Dataset records:
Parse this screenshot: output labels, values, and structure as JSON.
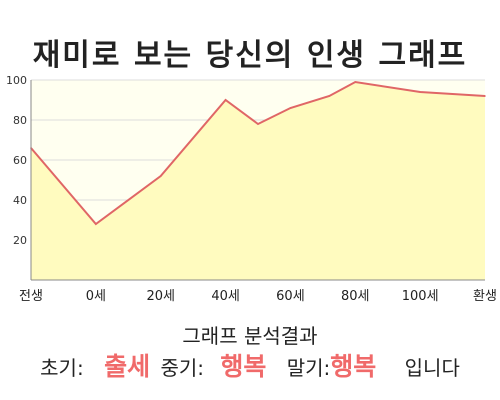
{
  "chart_data": {
    "type": "area",
    "title": "재미로 보는 당신의 인생 그래프",
    "categories": [
      "전생",
      "0세",
      "20세",
      "40세",
      "60세",
      "80세",
      "100세",
      "환생"
    ],
    "x": [
      0,
      1,
      2,
      3,
      3.5,
      4,
      4.6,
      5,
      6,
      7
    ],
    "values": [
      66,
      28,
      52,
      90,
      78,
      86,
      92,
      99,
      94,
      92
    ],
    "ylim": [
      0,
      100
    ],
    "yticks": [
      20,
      40,
      60,
      80,
      100
    ],
    "grid": true,
    "colors": {
      "line": "#e06666",
      "fill": "#fffbbf",
      "plot_bg": "#fffff0",
      "grid": "#dddddd"
    }
  },
  "analysis": {
    "title": "그래프 분석결과",
    "early_label": "초기:",
    "early_value": "출세",
    "mid_label": "중기:",
    "mid_value": "행복",
    "late_label": "말기:",
    "late_value": "행복",
    "suffix": "입니다"
  }
}
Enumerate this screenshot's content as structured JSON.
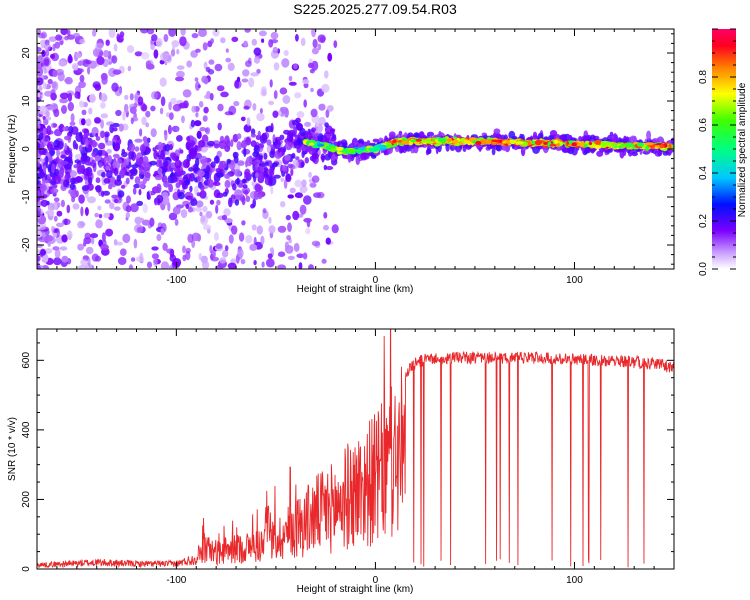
{
  "title": "S225.2025.277.09.54.R03",
  "chart_data": [
    {
      "type": "heatmap",
      "xlabel": "Height of straight line (km)",
      "ylabel": "Frequency (Hz)",
      "xlim": [
        -170,
        150
      ],
      "ylim": [
        -25,
        25
      ],
      "xticks": [
        -100,
        0,
        100
      ],
      "yticks": [
        -20,
        -10,
        0,
        10,
        20
      ],
      "ridge": {
        "x": [
          -170,
          -130,
          -100,
          -80,
          -60,
          -45,
          -35,
          -25,
          -15,
          0,
          10,
          30,
          60,
          90,
          120,
          150
        ],
        "freq": [
          -3,
          -3.5,
          -5,
          -5,
          -3,
          1,
          1.5,
          0.5,
          -0.5,
          0,
          1.5,
          1.7,
          1.5,
          1.2,
          0.8,
          0.5
        ]
      },
      "colorbar": {
        "label": "Normalized spectral amplitude",
        "ticks": [
          0.0,
          0.2,
          0.4,
          0.6,
          0.8
        ],
        "range": [
          0,
          1
        ]
      }
    },
    {
      "type": "line",
      "xlabel": "Height of straight line (km)",
      "ylabel": "SNR (10 * v/v)",
      "xlim": [
        -170,
        150
      ],
      "ylim": [
        0,
        690
      ],
      "xticks": [
        -100,
        0,
        100
      ],
      "yticks": [
        0,
        200,
        400,
        600
      ],
      "series": [
        {
          "color": "#e8282a",
          "envelope_x": [
            -170,
            -140,
            -120,
            -100,
            -90,
            -86,
            -80,
            -60,
            -50,
            -40,
            -30,
            -20,
            -15,
            -10,
            -5,
            0,
            5,
            10,
            15,
            20,
            25,
            40,
            60,
            80,
            100,
            120,
            140,
            150
          ],
          "envelope_y": [
            15,
            25,
            20,
            20,
            40,
            100,
            80,
            110,
            140,
            200,
            260,
            300,
            340,
            370,
            400,
            430,
            470,
            520,
            580,
            610,
            620,
            625,
            625,
            625,
            620,
            615,
            610,
            595
          ]
        }
      ]
    }
  ]
}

## Requirements
Take each line of the material that contains the word "ylabel" and list it.

## Complete output
      "ylabel": "Frequency (Hz)",
      "ylabel": "SNR (10 * v/v)",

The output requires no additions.